■ **GOAL**: Note each line that includes the word "cursor". Copy those lines.

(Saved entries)
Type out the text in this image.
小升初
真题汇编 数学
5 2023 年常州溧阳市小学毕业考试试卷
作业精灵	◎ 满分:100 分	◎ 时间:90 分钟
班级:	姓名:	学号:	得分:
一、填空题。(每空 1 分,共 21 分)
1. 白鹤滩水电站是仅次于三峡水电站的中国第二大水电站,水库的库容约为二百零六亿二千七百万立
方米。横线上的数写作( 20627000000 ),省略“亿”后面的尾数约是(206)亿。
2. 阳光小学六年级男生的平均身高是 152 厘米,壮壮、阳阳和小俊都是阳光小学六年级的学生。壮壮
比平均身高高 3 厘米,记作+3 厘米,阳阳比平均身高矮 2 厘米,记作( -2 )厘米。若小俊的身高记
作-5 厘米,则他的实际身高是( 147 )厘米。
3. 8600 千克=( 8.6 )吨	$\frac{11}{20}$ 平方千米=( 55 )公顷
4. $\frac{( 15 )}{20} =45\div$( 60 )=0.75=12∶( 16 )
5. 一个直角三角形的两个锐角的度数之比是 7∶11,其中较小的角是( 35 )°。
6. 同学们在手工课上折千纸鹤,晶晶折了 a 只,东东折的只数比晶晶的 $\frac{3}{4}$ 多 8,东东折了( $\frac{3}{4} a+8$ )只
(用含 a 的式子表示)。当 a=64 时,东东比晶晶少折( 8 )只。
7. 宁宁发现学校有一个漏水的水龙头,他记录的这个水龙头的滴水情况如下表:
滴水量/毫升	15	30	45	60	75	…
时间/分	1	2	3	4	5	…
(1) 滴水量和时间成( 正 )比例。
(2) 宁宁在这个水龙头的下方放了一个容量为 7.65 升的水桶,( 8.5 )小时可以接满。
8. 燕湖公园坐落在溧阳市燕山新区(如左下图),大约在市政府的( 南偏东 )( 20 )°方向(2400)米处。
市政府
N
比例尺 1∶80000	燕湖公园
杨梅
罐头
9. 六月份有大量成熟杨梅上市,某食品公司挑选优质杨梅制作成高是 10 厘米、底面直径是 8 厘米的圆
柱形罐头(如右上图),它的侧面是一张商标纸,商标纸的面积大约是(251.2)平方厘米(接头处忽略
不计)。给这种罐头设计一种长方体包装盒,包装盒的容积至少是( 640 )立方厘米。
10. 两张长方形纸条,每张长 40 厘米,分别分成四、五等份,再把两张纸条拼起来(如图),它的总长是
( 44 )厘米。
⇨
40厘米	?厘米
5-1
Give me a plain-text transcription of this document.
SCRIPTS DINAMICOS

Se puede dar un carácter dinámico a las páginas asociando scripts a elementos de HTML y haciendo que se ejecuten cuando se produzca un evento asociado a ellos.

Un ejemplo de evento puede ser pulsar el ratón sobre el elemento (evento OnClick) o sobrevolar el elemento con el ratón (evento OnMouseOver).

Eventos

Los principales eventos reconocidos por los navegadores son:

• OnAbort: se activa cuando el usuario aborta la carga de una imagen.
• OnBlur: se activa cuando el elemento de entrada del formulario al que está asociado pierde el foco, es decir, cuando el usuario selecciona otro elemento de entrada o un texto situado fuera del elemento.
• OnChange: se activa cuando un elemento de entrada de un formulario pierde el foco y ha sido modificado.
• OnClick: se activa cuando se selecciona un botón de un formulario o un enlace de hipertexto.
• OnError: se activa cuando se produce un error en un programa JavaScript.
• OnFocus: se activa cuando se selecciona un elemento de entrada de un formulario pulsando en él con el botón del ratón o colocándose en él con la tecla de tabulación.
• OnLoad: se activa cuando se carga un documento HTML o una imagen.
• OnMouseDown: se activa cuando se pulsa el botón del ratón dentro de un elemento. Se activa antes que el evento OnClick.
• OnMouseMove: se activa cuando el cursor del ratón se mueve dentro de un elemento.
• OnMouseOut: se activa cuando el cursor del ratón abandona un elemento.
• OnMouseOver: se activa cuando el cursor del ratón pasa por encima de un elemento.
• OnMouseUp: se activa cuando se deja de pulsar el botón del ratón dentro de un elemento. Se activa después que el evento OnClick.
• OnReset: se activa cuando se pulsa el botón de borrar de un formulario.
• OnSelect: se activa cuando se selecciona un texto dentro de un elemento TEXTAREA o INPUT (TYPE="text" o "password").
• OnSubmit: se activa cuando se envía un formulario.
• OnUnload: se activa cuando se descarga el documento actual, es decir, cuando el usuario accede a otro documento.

■ **EXERCISE OUTPUT**:
• OnMouseMove: se activa cuando el cursor del ratón se mueve dentro de un elemento.
• OnMouseOut: se activa cuando el cursor del ratón abandona un elemento.
• OnMouseOver: se activa cuando el cursor del ratón pasa por encima de un elemento.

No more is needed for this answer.